■ Material for this exercise:
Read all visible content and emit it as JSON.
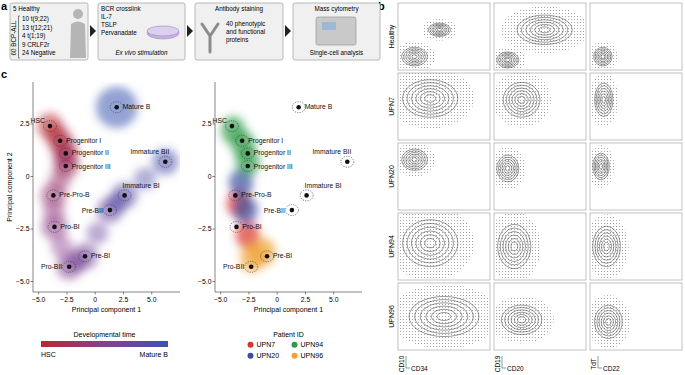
{
  "figure": {
    "panel_labels": [
      "a",
      "b",
      "c"
    ],
    "a": {
      "cohort": {
        "healthy": "5 Healthy",
        "total": "60 BCP-ALL",
        "subtypes": [
          "10 t(9;22)",
          "13 t(12;21)",
          "4 t(1;19)",
          "9 CRLF2r",
          "24 Negative"
        ]
      },
      "stimulation": {
        "title": "Ex vivo stimulation",
        "items": [
          "BCR crosslink",
          "IL-7",
          "TSLP",
          "Pervanadate"
        ]
      },
      "staining": {
        "title": "Antibody staining",
        "text": "40 phenotypic and functional proteins"
      },
      "acquisition": {
        "title": "Mass cytometry",
        "text": "Single-cell analysis"
      }
    },
    "b": {
      "rows": [
        "Healthy",
        "UPN7",
        "UPN20",
        "UPN94",
        "UPN96"
      ],
      "columns": [
        {
          "x_label": "CD34",
          "y_label": "CD10"
        },
        {
          "x_label": "CD20",
          "y_label": "CD19"
        },
        {
          "x_label": "CD22",
          "y_label": "TdT"
        }
      ],
      "density": [
        [
          [
            [
              0.18,
              0.2,
              0.14,
              0.14
            ],
            [
              0.45,
              0.6,
              0.12,
              0.1
            ]
          ],
          [
            [
              0.15,
              0.15,
              0.12,
              0.12
            ],
            [
              0.55,
              0.6,
              0.3,
              0.22
            ]
          ],
          [
            [
              0.14,
              0.2,
              0.1,
              0.14
            ]
          ]
        ],
        [
          [
            [
              0.35,
              0.62,
              0.3,
              0.28
            ]
          ],
          [
            [
              0.3,
              0.6,
              0.2,
              0.26
            ]
          ],
          [
            [
              0.15,
              0.6,
              0.1,
              0.25
            ]
          ]
        ],
        [
          [
            [
              0.18,
              0.75,
              0.14,
              0.16
            ]
          ],
          [
            [
              0.15,
              0.62,
              0.12,
              0.2
            ]
          ],
          [
            [
              0.12,
              0.65,
              0.09,
              0.2
            ]
          ]
        ],
        [
          [
            [
              0.35,
              0.55,
              0.3,
              0.35
            ]
          ],
          [
            [
              0.22,
              0.5,
              0.18,
              0.33
            ]
          ],
          [
            [
              0.18,
              0.5,
              0.15,
              0.3
            ]
          ]
        ],
        [
          [
            [
              0.5,
              0.5,
              0.38,
              0.3
            ]
          ],
          [
            [
              0.3,
              0.45,
              0.22,
              0.22
            ]
          ],
          [
            [
              0.2,
              0.42,
              0.15,
              0.25
            ]
          ]
        ]
      ]
    }
  },
  "chart_data": [
    {
      "type": "scatter",
      "x_label": "Principal component 1",
      "y_label": "Principal component 2",
      "xlim": [
        -5.5,
        7.5
      ],
      "ylim": [
        -5.5,
        4.5
      ],
      "xticks": [
        {
          "value": -5,
          "label": "−5.0"
        },
        {
          "value": -2.5,
          "label": "−2.5"
        },
        0,
        2.5,
        {
          "value": 5,
          "label": "5.0"
        }
      ],
      "yticks": [
        {
          "value": -5,
          "label": "−5.0"
        },
        {
          "value": -2.5,
          "label": "−2.5"
        },
        0,
        2.5
      ],
      "labels": [
        "HSC",
        "Progenitor I",
        "Progenitor II",
        "Progenitor III",
        "Pre-Pro-B",
        "Pro-BI",
        "Pro-BII",
        "Pre-BI",
        "Pre-BII",
        "Immature BI",
        "Immature BII",
        "Mature B"
      ],
      "x": [
        -4.0,
        -3.1,
        -2.6,
        -2.6,
        -3.7,
        -3.6,
        -2.3,
        -0.9,
        1.3,
        2.6,
        6.2,
        1.9
      ],
      "values": [
        2.4,
        1.7,
        1.1,
        0.5,
        -0.9,
        -2.4,
        -4.3,
        -3.8,
        -1.6,
        -0.9,
        0.7,
        3.3
      ],
      "marker": "circle",
      "color": "#111111",
      "colorbar": {
        "title": "Developmental time",
        "labels": [
          "HSC",
          "Mature B"
        ],
        "colors": [
          "#b8282e",
          "#8a3f8f",
          "#3a55b0"
        ]
      }
    },
    {
      "type": "scatter",
      "x_label": "Principal component 1",
      "xlim": [
        -5.5,
        7.5
      ],
      "ylim": [
        -5.5,
        4.5
      ],
      "xticks": [
        {
          "value": -5,
          "label": "−5.0"
        },
        {
          "value": -2.5,
          "label": "−2.5"
        },
        0,
        2.5,
        {
          "value": 5,
          "label": "5.0"
        }
      ],
      "yticks": [
        {
          "value": -5,
          "label": "−5.0"
        },
        {
          "value": -2.5,
          "label": "−2.5"
        },
        0,
        2.5
      ],
      "labels": [
        "HSC",
        "Progenitor I",
        "Progenitor II",
        "Progenitor III",
        "Pre-Pro-B",
        "Pro-BI",
        "Pro-BII",
        "Pre-BI",
        "Pre-BII",
        "Immature BI",
        "Immature BII",
        "Mature B"
      ],
      "x": [
        -4.0,
        -3.1,
        -2.6,
        -2.6,
        -3.7,
        -3.6,
        -2.3,
        -0.9,
        1.3,
        2.6,
        6.2,
        1.9
      ],
      "values": [
        2.4,
        1.7,
        1.1,
        0.5,
        -0.9,
        -2.4,
        -4.3,
        -3.8,
        -1.6,
        -0.9,
        0.7,
        3.3
      ],
      "marker": "circle",
      "color": "#111111",
      "legend_title": "Patient ID",
      "series": [
        {
          "name": "UPN7",
          "color": "#d8352a",
          "x": [
            -3.4,
            -2.6
          ],
          "values": [
            -1.3,
            -2.8
          ]
        },
        {
          "name": "UPN20",
          "color": "#3a4fa0",
          "x": [
            -3.2,
            -2.8
          ],
          "values": [
            -0.3,
            -1.6
          ]
        },
        {
          "name": "UPN94",
          "color": "#2e9a48",
          "x": [
            -3.9,
            -3.0,
            -2.6
          ],
          "values": [
            2.2,
            1.5,
            0.7
          ]
        },
        {
          "name": "UPN96",
          "color": "#f0a030",
          "x": [
            -2.2,
            -1.2
          ],
          "values": [
            -3.9,
            -3.6
          ]
        }
      ]
    }
  ]
}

■ Work to complete:
What is needed is the number of lines in these entries that include the word "name"; please give it alone.

■ Answer for the task:
4